--- start of The data ---

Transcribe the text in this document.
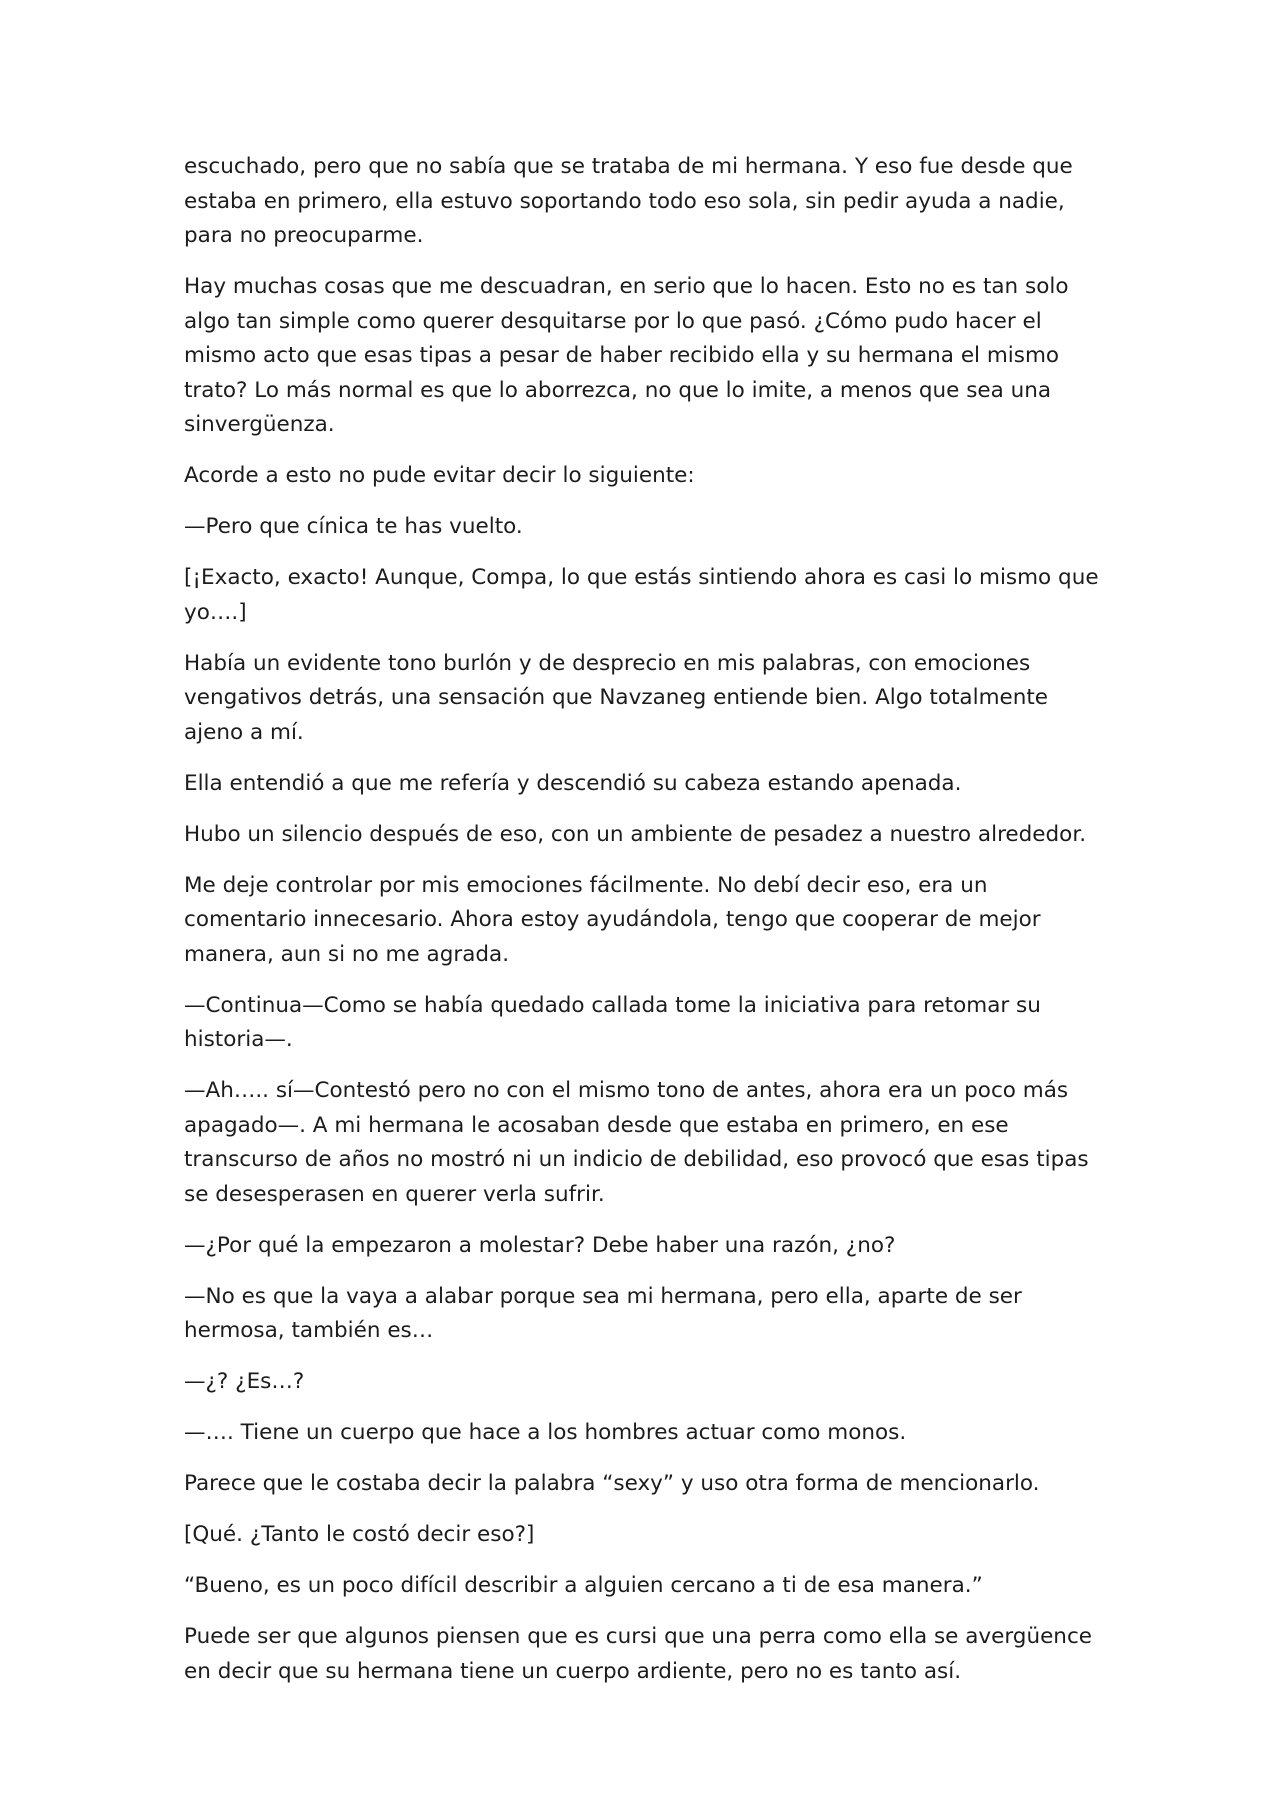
escuchado, pero que no sabía que se trataba de mi hermana. Y eso fue desde que estaba en primero, ella estuvo soportando todo eso sola, sin pedir ayuda a nadie, para no preocuparme.

Hay muchas cosas que me descuadran, en serio que lo hacen. Esto no es tan solo algo tan simple como querer desquitarse por lo que pasó. ¿Cómo pudo hacer el mismo acto que esas tipas a pesar de haber recibido ella y su hermana el mismo trato? Lo más normal es que lo aborrezca, no que lo imite, a menos que sea una sinvergüenza.

Acorde a esto no pude evitar decir lo siguiente:

—Pero que cínica te has vuelto.

[¡Exacto, exacto! Aunque, Compa, lo que estás sintiendo ahora es casi lo mismo que yo….]

Había un evidente tono burlón y de desprecio en mis palabras, con emociones vengativos detrás, una sensación que Navzaneg entiende bien. Algo totalmente ajeno a mí.

Ella entendió a que me refería y descendió su cabeza estando apenada.

Hubo un silencio después de eso, con un ambiente de pesadez a nuestro alrededor.

Me deje controlar por mis emociones fácilmente. No debí decir eso, era un comentario innecesario. Ahora estoy ayudándola, tengo que cooperar de mejor manera, aun si no me agrada.

—Continua—Como se había quedado callada tome la iniciativa para retomar su historia—.

—Ah….. sí—Contestó pero no con el mismo tono de antes, ahora era un poco más apagado—. A mi hermana le acosaban desde que estaba en primero, en ese transcurso de años no mostró ni un indicio de debilidad, eso provocó que esas tipas se desesperasen en querer verla sufrir.

—¿Por qué la empezaron a molestar? Debe haber una razón, ¿no?

—No es que la vaya a alabar porque sea mi hermana, pero ella, aparte de ser hermosa, también es…

—¿? ¿Es…?

—…. Tiene un cuerpo que hace a los hombres actuar como monos.

Parece que le costaba decir la palabra “sexy” y uso otra forma de mencionarlo.

[Qué. ¿Tanto le costó decir eso?]

“Bueno, es un poco difícil describir a alguien cercano a ti de esa manera.”

Puede ser que algunos piensen que es cursi que una perra como ella se avergüence en decir que su hermana tiene un cuerpo ardiente, pero no es tanto así.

--- end of The data ---

Problem description - Using the entries above, return each line that includes the word "cuerpo".

Result -
—…. Tiene un cuerpo que hace a los hombres actuar como monos.
Puede ser que algunos piensen que es cursi que una perra como ella se avergüence en decir que su hermana tiene un cuerpo ardiente, pero no es tanto así.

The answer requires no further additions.